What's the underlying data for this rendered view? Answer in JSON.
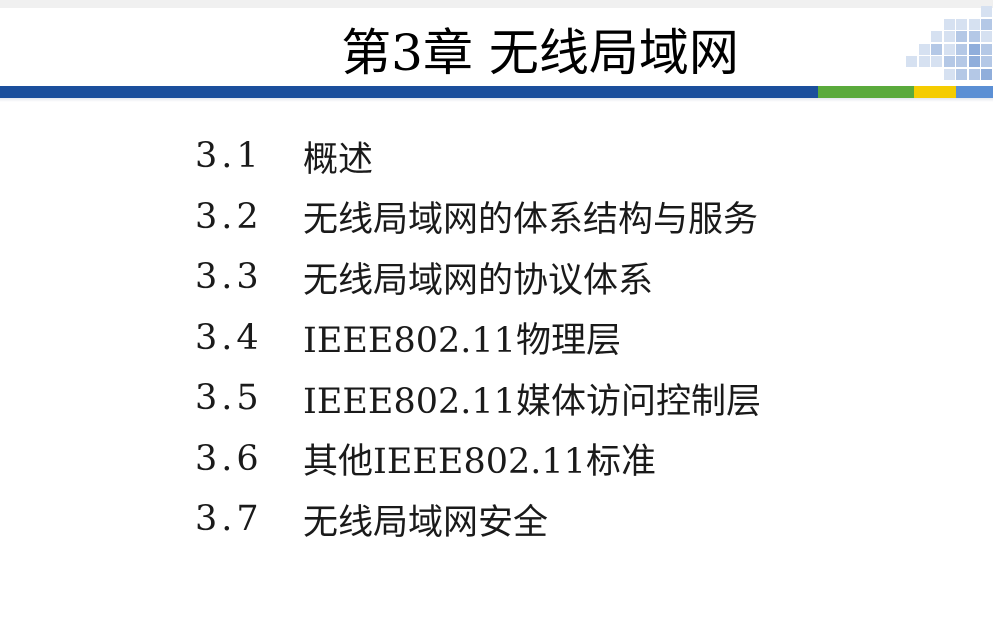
{
  "slide": {
    "title": "第3章  无线局域网"
  },
  "colors": {
    "bar_blue": "#1b4f9c",
    "bar_green": "#5aaa3c",
    "bar_yellow": "#f5cc00",
    "bar_lightblue": "#5b8fd4",
    "deco_light": "#d6e1f1",
    "deco_mid": "#b4c8e6",
    "deco_dark": "#90aedb"
  },
  "toc": [
    {
      "num": "3.1",
      "text": "概述"
    },
    {
      "num": "3.2",
      "text": "无线局域网的体系结构与服务"
    },
    {
      "num": "3.3",
      "text": "无线局域网的协议体系"
    },
    {
      "num": "3.4",
      "text": "IEEE802.11物理层"
    },
    {
      "num": "3.5",
      "text": "IEEE802.11媒体访问控制层"
    },
    {
      "num": "3.6",
      "text": "其他IEEE802.11标准"
    },
    {
      "num": "3.7",
      "text": "无线局域网安全"
    }
  ]
}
--
● Task requirements: Every entry above should be duplicated exactly. Do not include the images.

● Finished answer:
What's the underlying data for this rendered view? Answer in JSON.
{
  "slide": {
    "title": "第3章  无线局域网"
  },
  "colors": {
    "bar_blue": "#1b4f9c",
    "bar_green": "#5aaa3c",
    "bar_yellow": "#f5cc00",
    "bar_lightblue": "#5b8fd4",
    "deco_light": "#d6e1f1",
    "deco_mid": "#b4c8e6",
    "deco_dark": "#90aedb"
  },
  "toc": [
    {
      "num": "3.1",
      "text": "概述"
    },
    {
      "num": "3.2",
      "text": "无线局域网的体系结构与服务"
    },
    {
      "num": "3.3",
      "text": "无线局域网的协议体系"
    },
    {
      "num": "3.4",
      "text": "IEEE802.11物理层"
    },
    {
      "num": "3.5",
      "text": "IEEE802.11媒体访问控制层"
    },
    {
      "num": "3.6",
      "text": "其他IEEE802.11标准"
    },
    {
      "num": "3.7",
      "text": "无线局域网安全"
    }
  ]
}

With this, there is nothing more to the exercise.